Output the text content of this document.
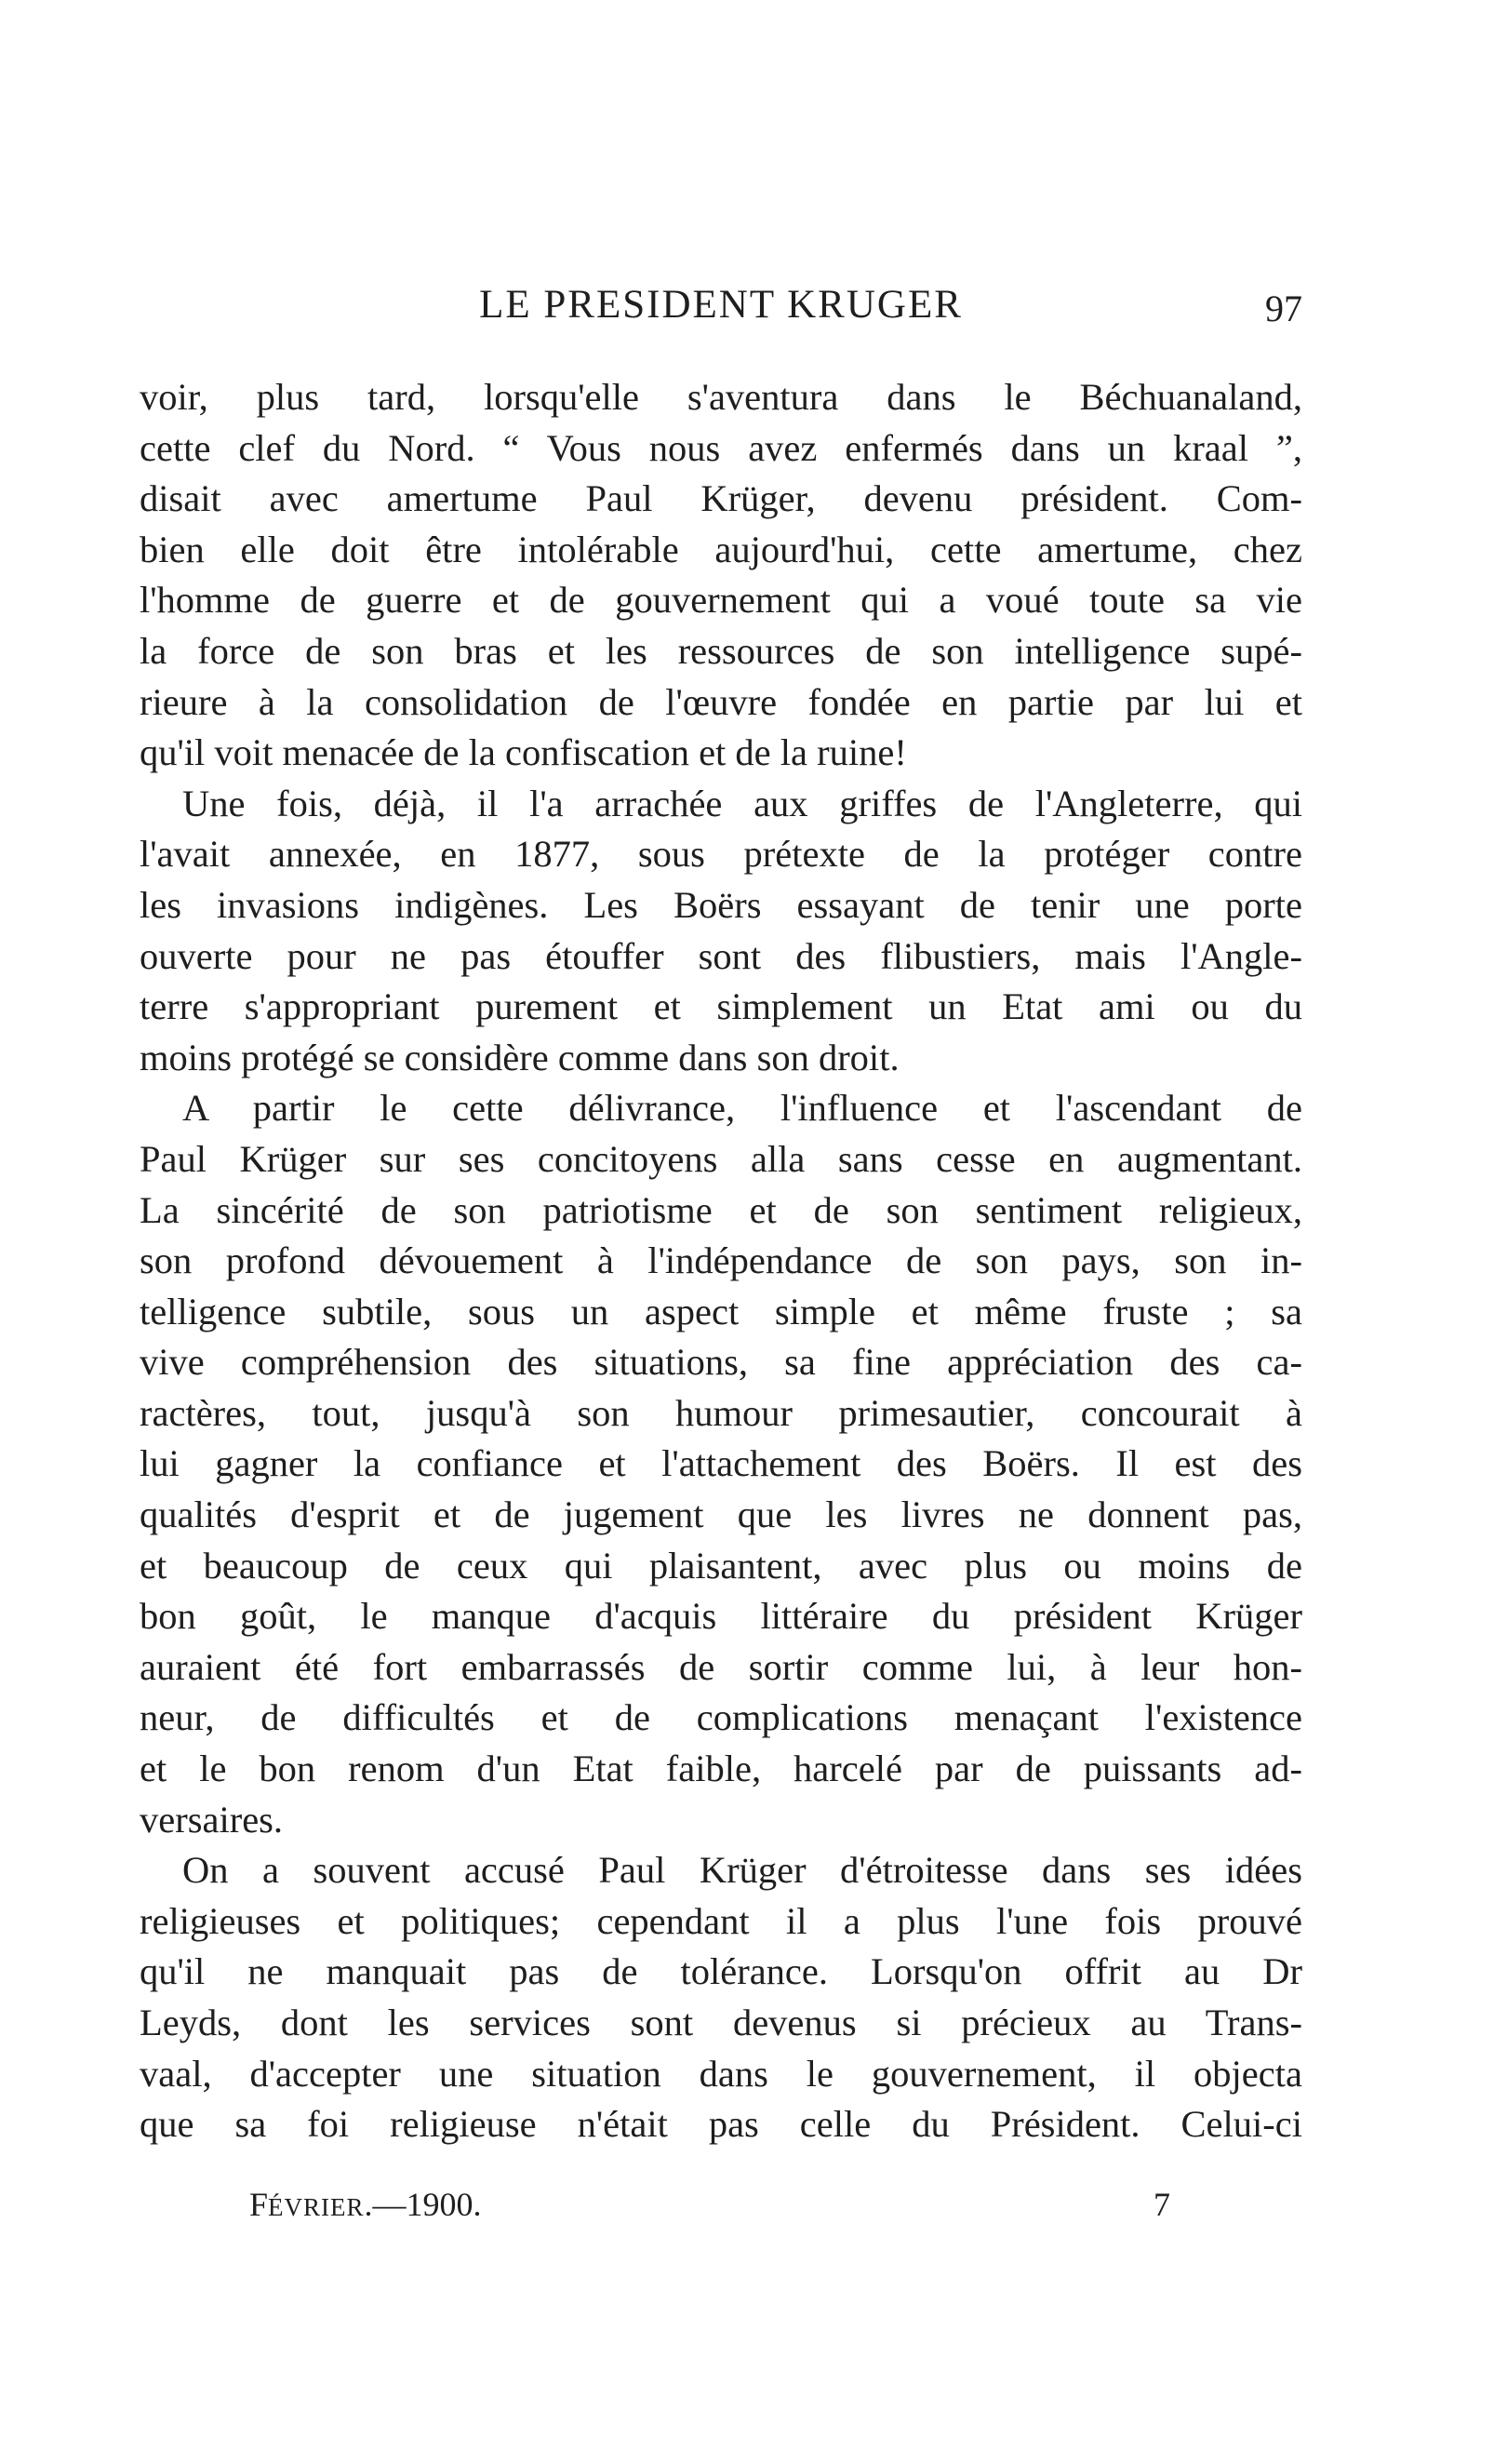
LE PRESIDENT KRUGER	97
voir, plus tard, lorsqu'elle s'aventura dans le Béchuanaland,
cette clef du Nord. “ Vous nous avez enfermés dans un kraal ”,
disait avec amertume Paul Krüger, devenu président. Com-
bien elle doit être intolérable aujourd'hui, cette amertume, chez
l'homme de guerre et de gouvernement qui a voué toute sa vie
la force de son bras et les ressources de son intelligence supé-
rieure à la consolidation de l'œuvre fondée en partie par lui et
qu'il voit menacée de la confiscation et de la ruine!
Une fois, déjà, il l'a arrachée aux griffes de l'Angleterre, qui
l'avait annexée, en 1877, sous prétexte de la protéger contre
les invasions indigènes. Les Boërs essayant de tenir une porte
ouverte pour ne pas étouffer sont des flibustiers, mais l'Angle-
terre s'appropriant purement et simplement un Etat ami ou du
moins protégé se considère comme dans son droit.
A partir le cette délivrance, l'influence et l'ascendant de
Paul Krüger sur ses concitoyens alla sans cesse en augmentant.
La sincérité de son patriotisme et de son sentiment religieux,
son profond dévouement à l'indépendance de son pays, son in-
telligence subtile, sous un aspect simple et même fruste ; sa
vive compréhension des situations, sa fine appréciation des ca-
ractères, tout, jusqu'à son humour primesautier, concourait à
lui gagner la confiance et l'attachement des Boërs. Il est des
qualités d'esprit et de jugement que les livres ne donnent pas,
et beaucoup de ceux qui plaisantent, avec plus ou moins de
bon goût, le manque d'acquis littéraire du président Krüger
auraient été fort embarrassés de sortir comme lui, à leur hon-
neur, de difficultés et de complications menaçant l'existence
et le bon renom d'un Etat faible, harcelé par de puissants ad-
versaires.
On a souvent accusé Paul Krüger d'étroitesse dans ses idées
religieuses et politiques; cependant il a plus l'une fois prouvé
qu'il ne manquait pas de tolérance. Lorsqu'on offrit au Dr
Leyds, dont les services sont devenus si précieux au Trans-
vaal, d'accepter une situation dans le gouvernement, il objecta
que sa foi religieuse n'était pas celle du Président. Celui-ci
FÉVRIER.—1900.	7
+++++
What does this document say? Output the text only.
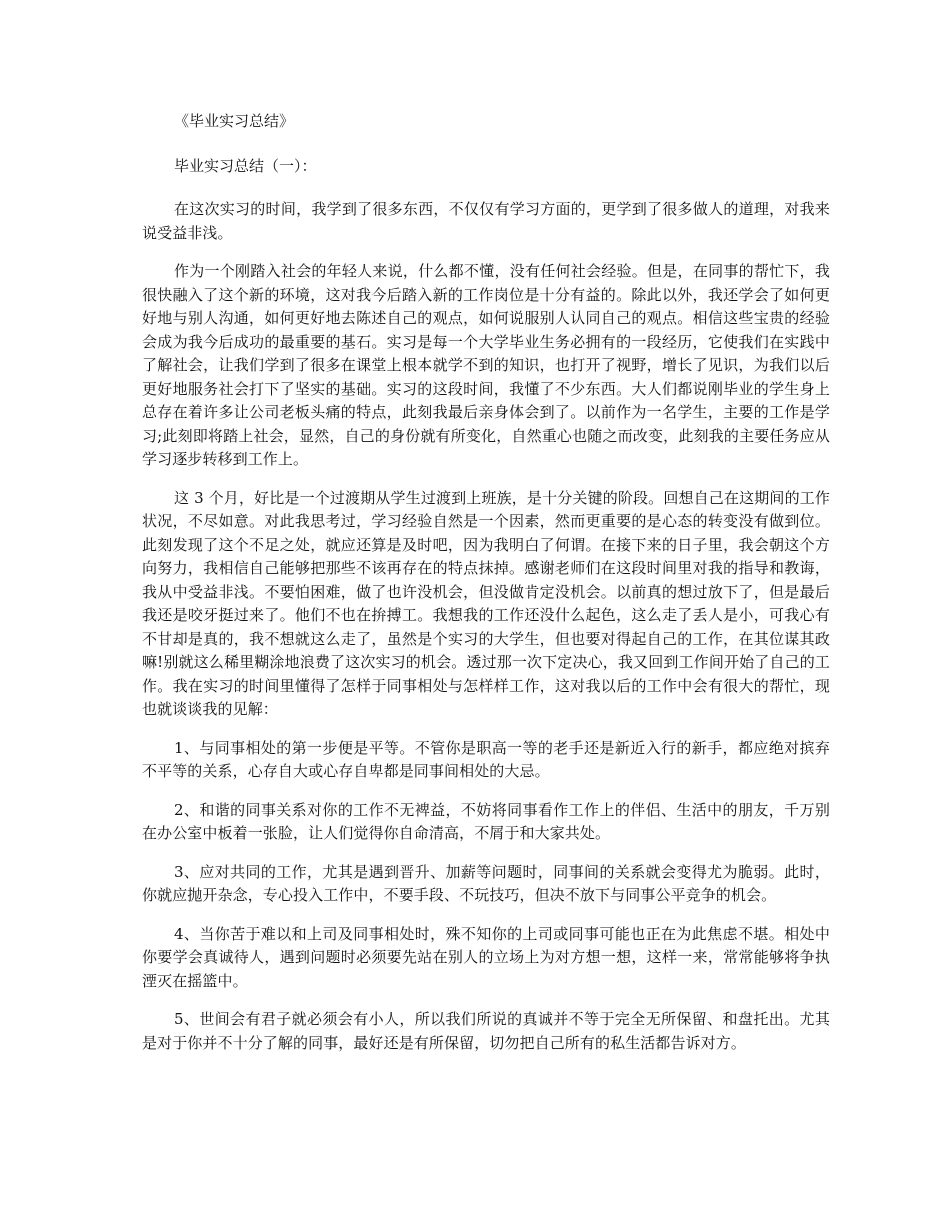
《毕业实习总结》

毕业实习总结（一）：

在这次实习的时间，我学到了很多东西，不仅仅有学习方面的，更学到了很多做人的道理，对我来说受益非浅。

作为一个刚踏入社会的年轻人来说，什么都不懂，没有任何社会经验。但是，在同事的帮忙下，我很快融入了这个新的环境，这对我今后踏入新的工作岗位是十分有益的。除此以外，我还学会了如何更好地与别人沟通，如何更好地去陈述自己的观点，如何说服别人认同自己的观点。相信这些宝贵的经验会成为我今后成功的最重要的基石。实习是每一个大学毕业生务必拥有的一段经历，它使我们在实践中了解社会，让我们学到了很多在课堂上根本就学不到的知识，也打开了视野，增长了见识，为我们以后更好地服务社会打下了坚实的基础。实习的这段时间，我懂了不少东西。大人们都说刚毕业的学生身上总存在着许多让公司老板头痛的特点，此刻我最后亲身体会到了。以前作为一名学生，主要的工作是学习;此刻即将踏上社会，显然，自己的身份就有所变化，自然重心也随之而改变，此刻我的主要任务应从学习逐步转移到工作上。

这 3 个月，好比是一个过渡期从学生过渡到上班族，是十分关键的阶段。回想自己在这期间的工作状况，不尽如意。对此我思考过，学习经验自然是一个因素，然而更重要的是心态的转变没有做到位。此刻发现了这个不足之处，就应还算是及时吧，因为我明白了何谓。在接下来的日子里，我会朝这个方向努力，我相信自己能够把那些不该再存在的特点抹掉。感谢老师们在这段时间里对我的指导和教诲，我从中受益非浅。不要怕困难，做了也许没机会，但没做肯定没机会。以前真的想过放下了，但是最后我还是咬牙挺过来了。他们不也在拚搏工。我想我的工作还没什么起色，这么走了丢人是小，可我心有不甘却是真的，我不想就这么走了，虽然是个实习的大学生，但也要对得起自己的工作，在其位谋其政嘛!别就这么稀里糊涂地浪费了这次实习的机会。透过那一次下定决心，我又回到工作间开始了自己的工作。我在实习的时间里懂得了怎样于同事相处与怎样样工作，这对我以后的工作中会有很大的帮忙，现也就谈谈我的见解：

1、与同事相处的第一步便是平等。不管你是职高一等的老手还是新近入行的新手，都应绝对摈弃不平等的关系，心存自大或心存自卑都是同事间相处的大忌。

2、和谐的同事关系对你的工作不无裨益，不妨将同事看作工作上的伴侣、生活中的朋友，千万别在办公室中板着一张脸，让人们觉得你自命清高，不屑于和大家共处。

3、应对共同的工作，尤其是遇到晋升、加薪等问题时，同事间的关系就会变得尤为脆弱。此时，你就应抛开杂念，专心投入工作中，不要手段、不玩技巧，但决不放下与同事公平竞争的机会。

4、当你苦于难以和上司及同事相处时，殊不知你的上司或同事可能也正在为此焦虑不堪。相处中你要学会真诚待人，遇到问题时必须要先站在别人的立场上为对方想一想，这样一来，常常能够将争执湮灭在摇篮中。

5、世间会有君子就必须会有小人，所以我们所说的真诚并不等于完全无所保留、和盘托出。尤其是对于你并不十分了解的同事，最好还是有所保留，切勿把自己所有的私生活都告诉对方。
+++++
_Exercise brief:_
Identify all lines in the records above with the word "document".

_Exercise output:_
Output the text content of this document.
What does this document say? Output the text only.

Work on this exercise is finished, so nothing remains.